[Figure collection entries]
▼

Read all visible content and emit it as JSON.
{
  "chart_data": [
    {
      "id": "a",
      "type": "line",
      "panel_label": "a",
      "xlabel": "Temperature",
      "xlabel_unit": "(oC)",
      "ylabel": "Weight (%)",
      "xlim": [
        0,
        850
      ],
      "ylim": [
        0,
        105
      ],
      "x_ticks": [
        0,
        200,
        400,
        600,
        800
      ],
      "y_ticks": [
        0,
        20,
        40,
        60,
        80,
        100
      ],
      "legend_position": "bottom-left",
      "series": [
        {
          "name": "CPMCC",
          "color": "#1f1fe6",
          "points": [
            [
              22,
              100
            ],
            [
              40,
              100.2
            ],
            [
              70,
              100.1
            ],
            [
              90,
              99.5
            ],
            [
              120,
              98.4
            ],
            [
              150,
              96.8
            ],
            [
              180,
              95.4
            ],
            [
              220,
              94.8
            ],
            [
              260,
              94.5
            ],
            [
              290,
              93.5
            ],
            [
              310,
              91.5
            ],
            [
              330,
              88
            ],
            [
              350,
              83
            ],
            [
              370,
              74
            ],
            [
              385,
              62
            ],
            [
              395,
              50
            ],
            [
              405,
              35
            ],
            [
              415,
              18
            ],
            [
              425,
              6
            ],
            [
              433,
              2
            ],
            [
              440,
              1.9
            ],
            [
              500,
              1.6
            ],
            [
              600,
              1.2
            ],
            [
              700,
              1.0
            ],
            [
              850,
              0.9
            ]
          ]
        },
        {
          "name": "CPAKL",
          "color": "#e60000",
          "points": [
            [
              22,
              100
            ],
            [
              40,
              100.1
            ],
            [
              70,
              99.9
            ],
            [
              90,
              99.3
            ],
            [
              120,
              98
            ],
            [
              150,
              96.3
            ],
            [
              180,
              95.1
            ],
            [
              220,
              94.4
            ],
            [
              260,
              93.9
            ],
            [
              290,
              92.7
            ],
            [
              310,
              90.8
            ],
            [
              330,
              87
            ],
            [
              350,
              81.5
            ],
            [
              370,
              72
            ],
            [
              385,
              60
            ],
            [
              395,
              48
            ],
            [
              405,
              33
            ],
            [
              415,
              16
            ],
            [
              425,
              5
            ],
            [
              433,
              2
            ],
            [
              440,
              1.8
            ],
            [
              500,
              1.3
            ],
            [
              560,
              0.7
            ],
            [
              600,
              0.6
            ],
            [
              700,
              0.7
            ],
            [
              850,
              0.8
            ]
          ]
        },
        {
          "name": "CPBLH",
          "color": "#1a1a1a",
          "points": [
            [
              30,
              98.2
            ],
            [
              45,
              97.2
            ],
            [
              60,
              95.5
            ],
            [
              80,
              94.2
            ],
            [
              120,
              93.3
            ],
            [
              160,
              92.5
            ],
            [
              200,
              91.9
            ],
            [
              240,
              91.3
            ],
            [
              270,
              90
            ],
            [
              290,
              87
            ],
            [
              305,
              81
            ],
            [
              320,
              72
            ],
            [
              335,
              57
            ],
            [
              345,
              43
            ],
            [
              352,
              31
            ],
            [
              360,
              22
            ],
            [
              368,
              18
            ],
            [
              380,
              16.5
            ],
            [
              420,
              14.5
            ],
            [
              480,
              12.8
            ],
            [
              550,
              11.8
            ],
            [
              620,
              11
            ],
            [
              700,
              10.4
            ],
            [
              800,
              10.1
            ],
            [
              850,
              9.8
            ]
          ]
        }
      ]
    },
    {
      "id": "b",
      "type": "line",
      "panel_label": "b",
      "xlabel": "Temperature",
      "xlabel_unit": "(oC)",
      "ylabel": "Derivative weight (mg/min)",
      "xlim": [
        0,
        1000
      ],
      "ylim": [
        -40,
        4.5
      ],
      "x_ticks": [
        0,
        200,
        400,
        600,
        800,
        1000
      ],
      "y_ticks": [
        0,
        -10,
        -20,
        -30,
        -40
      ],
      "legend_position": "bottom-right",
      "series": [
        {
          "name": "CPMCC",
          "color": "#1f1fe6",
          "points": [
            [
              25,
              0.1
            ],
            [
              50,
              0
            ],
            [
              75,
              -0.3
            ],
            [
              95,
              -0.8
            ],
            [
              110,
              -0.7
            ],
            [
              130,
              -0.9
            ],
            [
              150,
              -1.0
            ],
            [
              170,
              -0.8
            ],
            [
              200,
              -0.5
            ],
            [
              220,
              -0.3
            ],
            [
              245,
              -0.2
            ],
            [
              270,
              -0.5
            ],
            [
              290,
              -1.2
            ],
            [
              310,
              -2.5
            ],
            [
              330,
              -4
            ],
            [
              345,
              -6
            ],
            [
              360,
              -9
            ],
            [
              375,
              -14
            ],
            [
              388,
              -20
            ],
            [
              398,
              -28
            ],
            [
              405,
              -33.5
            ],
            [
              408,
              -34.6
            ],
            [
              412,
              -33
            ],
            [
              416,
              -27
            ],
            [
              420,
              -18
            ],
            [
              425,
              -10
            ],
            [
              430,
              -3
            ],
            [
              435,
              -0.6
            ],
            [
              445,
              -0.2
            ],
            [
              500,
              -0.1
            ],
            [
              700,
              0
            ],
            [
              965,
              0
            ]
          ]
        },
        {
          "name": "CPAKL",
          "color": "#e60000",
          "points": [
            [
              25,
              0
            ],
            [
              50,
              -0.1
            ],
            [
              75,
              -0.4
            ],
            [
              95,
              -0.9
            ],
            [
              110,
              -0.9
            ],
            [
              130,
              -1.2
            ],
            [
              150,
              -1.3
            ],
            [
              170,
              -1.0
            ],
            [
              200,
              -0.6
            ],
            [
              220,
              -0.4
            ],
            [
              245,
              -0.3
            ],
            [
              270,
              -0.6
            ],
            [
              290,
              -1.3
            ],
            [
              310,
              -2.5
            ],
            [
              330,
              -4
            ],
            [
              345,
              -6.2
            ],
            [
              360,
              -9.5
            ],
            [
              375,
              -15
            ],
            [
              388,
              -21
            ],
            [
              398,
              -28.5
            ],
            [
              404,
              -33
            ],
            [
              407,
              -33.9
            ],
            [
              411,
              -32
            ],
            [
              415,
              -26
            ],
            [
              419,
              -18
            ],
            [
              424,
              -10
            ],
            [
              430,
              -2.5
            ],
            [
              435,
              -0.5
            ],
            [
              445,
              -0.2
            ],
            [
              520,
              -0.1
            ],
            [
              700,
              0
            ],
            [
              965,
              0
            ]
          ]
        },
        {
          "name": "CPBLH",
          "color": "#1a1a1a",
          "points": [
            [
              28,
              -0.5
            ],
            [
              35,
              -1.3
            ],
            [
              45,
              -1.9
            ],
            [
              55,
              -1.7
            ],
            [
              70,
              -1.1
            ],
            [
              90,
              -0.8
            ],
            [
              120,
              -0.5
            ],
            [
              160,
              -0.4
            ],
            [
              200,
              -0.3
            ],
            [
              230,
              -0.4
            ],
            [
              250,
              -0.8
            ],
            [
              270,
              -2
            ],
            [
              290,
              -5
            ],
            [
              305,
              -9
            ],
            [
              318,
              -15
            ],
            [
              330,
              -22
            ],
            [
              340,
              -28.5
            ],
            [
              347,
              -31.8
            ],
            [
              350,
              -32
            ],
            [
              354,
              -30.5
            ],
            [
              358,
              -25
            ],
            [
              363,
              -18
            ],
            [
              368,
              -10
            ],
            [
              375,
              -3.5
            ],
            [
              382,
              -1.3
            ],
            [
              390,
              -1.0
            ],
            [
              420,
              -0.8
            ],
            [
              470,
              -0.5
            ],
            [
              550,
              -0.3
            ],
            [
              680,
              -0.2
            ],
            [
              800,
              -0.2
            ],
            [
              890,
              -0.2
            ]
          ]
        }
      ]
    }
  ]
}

▲

* [GIVEN INSTRUCTION]: Each of the records should be retyped exactly.

* [CORRECT RESULT]:
Read all visible content and emit it as JSON.
{
  "chart_data": [
    {
      "id": "a",
      "type": "line",
      "panel_label": "a",
      "xlabel": "Temperature",
      "xlabel_unit": "(oC)",
      "ylabel": "Weight (%)",
      "xlim": [
        0,
        850
      ],
      "ylim": [
        0,
        105
      ],
      "x_ticks": [
        0,
        200,
        400,
        600,
        800
      ],
      "y_ticks": [
        0,
        20,
        40,
        60,
        80,
        100
      ],
      "legend_position": "bottom-left",
      "series": [
        {
          "name": "CPMCC",
          "color": "#1f1fe6",
          "points": [
            [
              22,
              100
            ],
            [
              40,
              100.2
            ],
            [
              70,
              100.1
            ],
            [
              90,
              99.5
            ],
            [
              120,
              98.4
            ],
            [
              150,
              96.8
            ],
            [
              180,
              95.4
            ],
            [
              220,
              94.8
            ],
            [
              260,
              94.5
            ],
            [
              290,
              93.5
            ],
            [
              310,
              91.5
            ],
            [
              330,
              88
            ],
            [
              350,
              83
            ],
            [
              370,
              74
            ],
            [
              385,
              62
            ],
            [
              395,
              50
            ],
            [
              405,
              35
            ],
            [
              415,
              18
            ],
            [
              425,
              6
            ],
            [
              433,
              2
            ],
            [
              440,
              1.9
            ],
            [
              500,
              1.6
            ],
            [
              600,
              1.2
            ],
            [
              700,
              1.0
            ],
            [
              850,
              0.9
            ]
          ]
        },
        {
          "name": "CPAKL",
          "color": "#e60000",
          "points": [
            [
              22,
              100
            ],
            [
              40,
              100.1
            ],
            [
              70,
              99.9
            ],
            [
              90,
              99.3
            ],
            [
              120,
              98
            ],
            [
              150,
              96.3
            ],
            [
              180,
              95.1
            ],
            [
              220,
              94.4
            ],
            [
              260,
              93.9
            ],
            [
              290,
              92.7
            ],
            [
              310,
              90.8
            ],
            [
              330,
              87
            ],
            [
              350,
              81.5
            ],
            [
              370,
              72
            ],
            [
              385,
              60
            ],
            [
              395,
              48
            ],
            [
              405,
              33
            ],
            [
              415,
              16
            ],
            [
              425,
              5
            ],
            [
              433,
              2
            ],
            [
              440,
              1.8
            ],
            [
              500,
              1.3
            ],
            [
              560,
              0.7
            ],
            [
              600,
              0.6
            ],
            [
              700,
              0.7
            ],
            [
              850,
              0.8
            ]
          ]
        },
        {
          "name": "CPBLH",
          "color": "#1a1a1a",
          "points": [
            [
              30,
              98.2
            ],
            [
              45,
              97.2
            ],
            [
              60,
              95.5
            ],
            [
              80,
              94.2
            ],
            [
              120,
              93.3
            ],
            [
              160,
              92.5
            ],
            [
              200,
              91.9
            ],
            [
              240,
              91.3
            ],
            [
              270,
              90
            ],
            [
              290,
              87
            ],
            [
              305,
              81
            ],
            [
              320,
              72
            ],
            [
              335,
              57
            ],
            [
              345,
              43
            ],
            [
              352,
              31
            ],
            [
              360,
              22
            ],
            [
              368,
              18
            ],
            [
              380,
              16.5
            ],
            [
              420,
              14.5
            ],
            [
              480,
              12.8
            ],
            [
              550,
              11.8
            ],
            [
              620,
              11
            ],
            [
              700,
              10.4
            ],
            [
              800,
              10.1
            ],
            [
              850,
              9.8
            ]
          ]
        }
      ]
    },
    {
      "id": "b",
      "type": "line",
      "panel_label": "b",
      "xlabel": "Temperature",
      "xlabel_unit": "(oC)",
      "ylabel": "Derivative weight (mg/min)",
      "xlim": [
        0,
        1000
      ],
      "ylim": [
        -40,
        4.5
      ],
      "x_ticks": [
        0,
        200,
        400,
        600,
        800,
        1000
      ],
      "y_ticks": [
        0,
        -10,
        -20,
        -30,
        -40
      ],
      "legend_position": "bottom-right",
      "series": [
        {
          "name": "CPMCC",
          "color": "#1f1fe6",
          "points": [
            [
              25,
              0.1
            ],
            [
              50,
              0
            ],
            [
              75,
              -0.3
            ],
            [
              95,
              -0.8
            ],
            [
              110,
              -0.7
            ],
            [
              130,
              -0.9
            ],
            [
              150,
              -1.0
            ],
            [
              170,
              -0.8
            ],
            [
              200,
              -0.5
            ],
            [
              220,
              -0.3
            ],
            [
              245,
              -0.2
            ],
            [
              270,
              -0.5
            ],
            [
              290,
              -1.2
            ],
            [
              310,
              -2.5
            ],
            [
              330,
              -4
            ],
            [
              345,
              -6
            ],
            [
              360,
              -9
            ],
            [
              375,
              -14
            ],
            [
              388,
              -20
            ],
            [
              398,
              -28
            ],
            [
              405,
              -33.5
            ],
            [
              408,
              -34.6
            ],
            [
              412,
              -33
            ],
            [
              416,
              -27
            ],
            [
              420,
              -18
            ],
            [
              425,
              -10
            ],
            [
              430,
              -3
            ],
            [
              435,
              -0.6
            ],
            [
              445,
              -0.2
            ],
            [
              500,
              -0.1
            ],
            [
              700,
              0
            ],
            [
              965,
              0
            ]
          ]
        },
        {
          "name": "CPAKL",
          "color": "#e60000",
          "points": [
            [
              25,
              0
            ],
            [
              50,
              -0.1
            ],
            [
              75,
              -0.4
            ],
            [
              95,
              -0.9
            ],
            [
              110,
              -0.9
            ],
            [
              130,
              -1.2
            ],
            [
              150,
              -1.3
            ],
            [
              170,
              -1.0
            ],
            [
              200,
              -0.6
            ],
            [
              220,
              -0.4
            ],
            [
              245,
              -0.3
            ],
            [
              270,
              -0.6
            ],
            [
              290,
              -1.3
            ],
            [
              310,
              -2.5
            ],
            [
              330,
              -4
            ],
            [
              345,
              -6.2
            ],
            [
              360,
              -9.5
            ],
            [
              375,
              -15
            ],
            [
              388,
              -21
            ],
            [
              398,
              -28.5
            ],
            [
              404,
              -33
            ],
            [
              407,
              -33.9
            ],
            [
              411,
              -32
            ],
            [
              415,
              -26
            ],
            [
              419,
              -18
            ],
            [
              424,
              -10
            ],
            [
              430,
              -2.5
            ],
            [
              435,
              -0.5
            ],
            [
              445,
              -0.2
            ],
            [
              520,
              -0.1
            ],
            [
              700,
              0
            ],
            [
              965,
              0
            ]
          ]
        },
        {
          "name": "CPBLH",
          "color": "#1a1a1a",
          "points": [
            [
              28,
              -0.5
            ],
            [
              35,
              -1.3
            ],
            [
              45,
              -1.9
            ],
            [
              55,
              -1.7
            ],
            [
              70,
              -1.1
            ],
            [
              90,
              -0.8
            ],
            [
              120,
              -0.5
            ],
            [
              160,
              -0.4
            ],
            [
              200,
              -0.3
            ],
            [
              230,
              -0.4
            ],
            [
              250,
              -0.8
            ],
            [
              270,
              -2
            ],
            [
              290,
              -5
            ],
            [
              305,
              -9
            ],
            [
              318,
              -15
            ],
            [
              330,
              -22
            ],
            [
              340,
              -28.5
            ],
            [
              347,
              -31.8
            ],
            [
              350,
              -32
            ],
            [
              354,
              -30.5
            ],
            [
              358,
              -25
            ],
            [
              363,
              -18
            ],
            [
              368,
              -10
            ],
            [
              375,
              -3.5
            ],
            [
              382,
              -1.3
            ],
            [
              390,
              -1.0
            ],
            [
              420,
              -0.8
            ],
            [
              470,
              -0.5
            ],
            [
              550,
              -0.3
            ],
            [
              680,
              -0.2
            ],
            [
              800,
              -0.2
            ],
            [
              890,
              -0.2
            ]
          ]
        }
      ]
    }
  ]
}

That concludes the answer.